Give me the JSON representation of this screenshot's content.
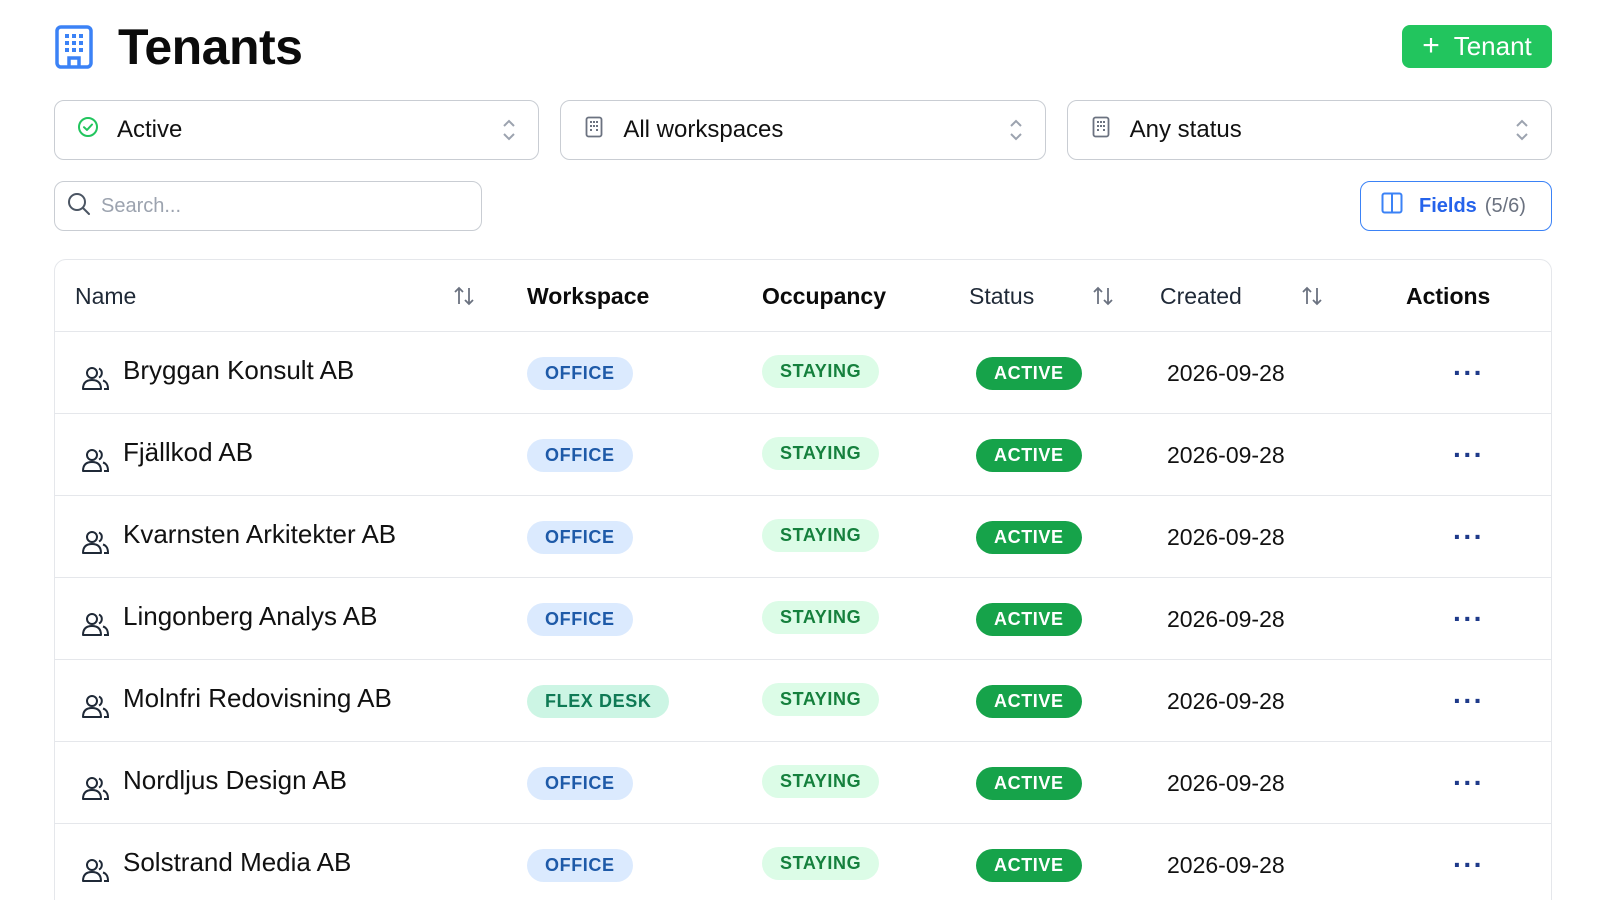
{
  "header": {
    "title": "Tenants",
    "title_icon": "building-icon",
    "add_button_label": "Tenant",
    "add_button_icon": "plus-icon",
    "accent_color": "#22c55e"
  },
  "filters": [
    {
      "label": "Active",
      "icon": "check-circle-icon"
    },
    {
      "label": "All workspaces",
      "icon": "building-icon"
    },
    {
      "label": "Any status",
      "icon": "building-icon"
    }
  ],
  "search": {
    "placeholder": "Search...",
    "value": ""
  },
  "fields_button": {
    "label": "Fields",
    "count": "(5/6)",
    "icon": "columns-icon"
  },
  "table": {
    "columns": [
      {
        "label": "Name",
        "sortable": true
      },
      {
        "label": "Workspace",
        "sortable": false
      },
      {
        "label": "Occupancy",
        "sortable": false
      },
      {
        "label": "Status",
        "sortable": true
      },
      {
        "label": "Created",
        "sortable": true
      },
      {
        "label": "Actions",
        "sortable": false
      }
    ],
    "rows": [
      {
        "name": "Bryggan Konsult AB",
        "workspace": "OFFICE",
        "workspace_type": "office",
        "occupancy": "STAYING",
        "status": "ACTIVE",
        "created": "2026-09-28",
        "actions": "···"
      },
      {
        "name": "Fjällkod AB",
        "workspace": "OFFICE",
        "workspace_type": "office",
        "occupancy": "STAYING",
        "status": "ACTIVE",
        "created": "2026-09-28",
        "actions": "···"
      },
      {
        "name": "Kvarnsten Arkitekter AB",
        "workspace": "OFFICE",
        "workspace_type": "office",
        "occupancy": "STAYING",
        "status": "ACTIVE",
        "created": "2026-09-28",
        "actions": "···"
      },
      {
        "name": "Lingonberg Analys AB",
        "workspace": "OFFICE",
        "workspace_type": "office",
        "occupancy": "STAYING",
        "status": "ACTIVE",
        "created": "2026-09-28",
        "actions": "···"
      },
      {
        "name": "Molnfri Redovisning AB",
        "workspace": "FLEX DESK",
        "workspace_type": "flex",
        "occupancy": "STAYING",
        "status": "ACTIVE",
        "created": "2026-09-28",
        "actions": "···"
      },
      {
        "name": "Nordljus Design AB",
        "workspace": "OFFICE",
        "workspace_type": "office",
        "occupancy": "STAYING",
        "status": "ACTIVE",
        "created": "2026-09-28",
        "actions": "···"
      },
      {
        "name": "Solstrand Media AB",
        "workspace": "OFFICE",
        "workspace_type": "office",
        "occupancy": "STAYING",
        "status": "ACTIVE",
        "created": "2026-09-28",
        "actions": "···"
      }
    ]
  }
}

====================

### WHAT YOU WILL DO:
Reproduce every record above exactly, omitting the pictures.

### COMPLETE ANSWER:
Give me the JSON representation of this screenshot's content.
{
  "header": {
    "title": "Tenants",
    "title_icon": "building-icon",
    "add_button_label": "Tenant",
    "add_button_icon": "plus-icon",
    "accent_color": "#22c55e"
  },
  "filters": [
    {
      "label": "Active",
      "icon": "check-circle-icon"
    },
    {
      "label": "All workspaces",
      "icon": "building-icon"
    },
    {
      "label": "Any status",
      "icon": "building-icon"
    }
  ],
  "search": {
    "placeholder": "Search...",
    "value": ""
  },
  "fields_button": {
    "label": "Fields",
    "count": "(5/6)",
    "icon": "columns-icon"
  },
  "table": {
    "columns": [
      {
        "label": "Name",
        "sortable": true
      },
      {
        "label": "Workspace",
        "sortable": false
      },
      {
        "label": "Occupancy",
        "sortable": false
      },
      {
        "label": "Status",
        "sortable": true
      },
      {
        "label": "Created",
        "sortable": true
      },
      {
        "label": "Actions",
        "sortable": false
      }
    ],
    "rows": [
      {
        "name": "Bryggan Konsult AB",
        "workspace": "OFFICE",
        "workspace_type": "office",
        "occupancy": "STAYING",
        "status": "ACTIVE",
        "created": "2026-09-28",
        "actions": "···"
      },
      {
        "name": "Fjällkod AB",
        "workspace": "OFFICE",
        "workspace_type": "office",
        "occupancy": "STAYING",
        "status": "ACTIVE",
        "created": "2026-09-28",
        "actions": "···"
      },
      {
        "name": "Kvarnsten Arkitekter AB",
        "workspace": "OFFICE",
        "workspace_type": "office",
        "occupancy": "STAYING",
        "status": "ACTIVE",
        "created": "2026-09-28",
        "actions": "···"
      },
      {
        "name": "Lingonberg Analys AB",
        "workspace": "OFFICE",
        "workspace_type": "office",
        "occupancy": "STAYING",
        "status": "ACTIVE",
        "created": "2026-09-28",
        "actions": "···"
      },
      {
        "name": "Molnfri Redovisning AB",
        "workspace": "FLEX DESK",
        "workspace_type": "flex",
        "occupancy": "STAYING",
        "status": "ACTIVE",
        "created": "2026-09-28",
        "actions": "···"
      },
      {
        "name": "Nordljus Design AB",
        "workspace": "OFFICE",
        "workspace_type": "office",
        "occupancy": "STAYING",
        "status": "ACTIVE",
        "created": "2026-09-28",
        "actions": "···"
      },
      {
        "name": "Solstrand Media AB",
        "workspace": "OFFICE",
        "workspace_type": "office",
        "occupancy": "STAYING",
        "status": "ACTIVE",
        "created": "2026-09-28",
        "actions": "···"
      }
    ]
  }
}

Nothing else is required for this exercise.